_Exercise_. Pick out all lines of the entries that include the word "erstellen" and copy them.
[Start Extracted entries]
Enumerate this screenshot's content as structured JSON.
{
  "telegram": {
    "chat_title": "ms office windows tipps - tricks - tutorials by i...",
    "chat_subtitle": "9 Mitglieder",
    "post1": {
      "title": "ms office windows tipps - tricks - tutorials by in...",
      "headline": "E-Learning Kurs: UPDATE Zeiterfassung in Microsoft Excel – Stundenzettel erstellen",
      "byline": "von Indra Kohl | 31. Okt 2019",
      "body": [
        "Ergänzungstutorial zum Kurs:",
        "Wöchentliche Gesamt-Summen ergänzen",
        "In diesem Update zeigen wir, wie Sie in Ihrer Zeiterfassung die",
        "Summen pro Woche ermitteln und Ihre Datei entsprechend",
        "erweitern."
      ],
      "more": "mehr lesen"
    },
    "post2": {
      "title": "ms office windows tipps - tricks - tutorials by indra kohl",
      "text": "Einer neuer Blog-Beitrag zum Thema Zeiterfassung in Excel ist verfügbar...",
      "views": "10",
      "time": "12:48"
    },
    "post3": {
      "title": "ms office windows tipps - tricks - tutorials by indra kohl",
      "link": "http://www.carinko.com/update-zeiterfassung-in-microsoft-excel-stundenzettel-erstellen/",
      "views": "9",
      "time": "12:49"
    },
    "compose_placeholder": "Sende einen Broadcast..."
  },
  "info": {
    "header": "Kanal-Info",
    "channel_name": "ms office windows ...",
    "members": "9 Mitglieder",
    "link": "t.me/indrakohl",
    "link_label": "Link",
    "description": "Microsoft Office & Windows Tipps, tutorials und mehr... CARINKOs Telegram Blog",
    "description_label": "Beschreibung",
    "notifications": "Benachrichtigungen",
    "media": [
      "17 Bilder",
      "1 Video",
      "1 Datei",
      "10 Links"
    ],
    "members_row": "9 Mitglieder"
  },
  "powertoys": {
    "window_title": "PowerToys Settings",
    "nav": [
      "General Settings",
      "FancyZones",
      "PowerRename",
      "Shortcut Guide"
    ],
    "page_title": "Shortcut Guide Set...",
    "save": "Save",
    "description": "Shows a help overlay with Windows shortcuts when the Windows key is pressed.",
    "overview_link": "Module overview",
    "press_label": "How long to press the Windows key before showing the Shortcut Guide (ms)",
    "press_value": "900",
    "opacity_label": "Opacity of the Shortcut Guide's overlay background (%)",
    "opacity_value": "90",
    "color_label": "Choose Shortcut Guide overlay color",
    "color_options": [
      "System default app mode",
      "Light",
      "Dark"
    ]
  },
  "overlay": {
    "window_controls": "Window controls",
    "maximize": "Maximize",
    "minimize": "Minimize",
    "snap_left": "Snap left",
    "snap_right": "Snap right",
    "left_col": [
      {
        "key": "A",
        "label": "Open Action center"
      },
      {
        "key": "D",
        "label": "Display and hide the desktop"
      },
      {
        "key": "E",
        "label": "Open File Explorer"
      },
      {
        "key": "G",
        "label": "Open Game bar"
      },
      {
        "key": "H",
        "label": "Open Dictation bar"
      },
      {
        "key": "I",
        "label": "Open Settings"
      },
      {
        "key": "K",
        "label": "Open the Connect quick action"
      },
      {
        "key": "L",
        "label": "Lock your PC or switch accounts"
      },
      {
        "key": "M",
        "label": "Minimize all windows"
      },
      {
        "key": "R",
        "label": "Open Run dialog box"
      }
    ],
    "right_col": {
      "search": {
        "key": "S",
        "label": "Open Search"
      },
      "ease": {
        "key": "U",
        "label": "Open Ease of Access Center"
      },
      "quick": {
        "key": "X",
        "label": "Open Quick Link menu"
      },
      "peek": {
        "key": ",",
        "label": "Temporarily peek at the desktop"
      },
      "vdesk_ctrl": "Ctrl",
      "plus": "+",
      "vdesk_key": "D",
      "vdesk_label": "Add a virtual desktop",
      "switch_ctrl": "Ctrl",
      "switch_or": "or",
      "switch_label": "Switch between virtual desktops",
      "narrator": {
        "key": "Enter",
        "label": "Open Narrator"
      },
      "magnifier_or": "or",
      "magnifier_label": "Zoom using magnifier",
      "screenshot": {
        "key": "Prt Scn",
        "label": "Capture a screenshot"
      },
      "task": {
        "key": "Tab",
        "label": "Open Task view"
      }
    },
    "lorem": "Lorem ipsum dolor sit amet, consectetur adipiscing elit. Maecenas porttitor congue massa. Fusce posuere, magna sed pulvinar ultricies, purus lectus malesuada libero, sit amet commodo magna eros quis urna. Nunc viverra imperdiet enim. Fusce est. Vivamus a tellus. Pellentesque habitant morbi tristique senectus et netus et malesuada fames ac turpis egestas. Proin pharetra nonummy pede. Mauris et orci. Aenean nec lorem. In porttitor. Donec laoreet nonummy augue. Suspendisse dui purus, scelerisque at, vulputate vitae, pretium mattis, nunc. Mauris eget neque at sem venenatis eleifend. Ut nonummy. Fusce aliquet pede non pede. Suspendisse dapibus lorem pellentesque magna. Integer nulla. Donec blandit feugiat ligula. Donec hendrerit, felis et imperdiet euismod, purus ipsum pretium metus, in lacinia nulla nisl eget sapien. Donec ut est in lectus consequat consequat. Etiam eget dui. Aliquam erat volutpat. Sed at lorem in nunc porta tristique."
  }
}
[End Extracted entries]
_Correct output_.
      "headline": "E-Learning Kurs: UPDATE Zeiterfassung in Microsoft Excel – Stundenzettel erstellen",
      "link": "http://www.carinko.com/update-zeiterfassung-in-microsoft-excel-stundenzettel-erstellen/",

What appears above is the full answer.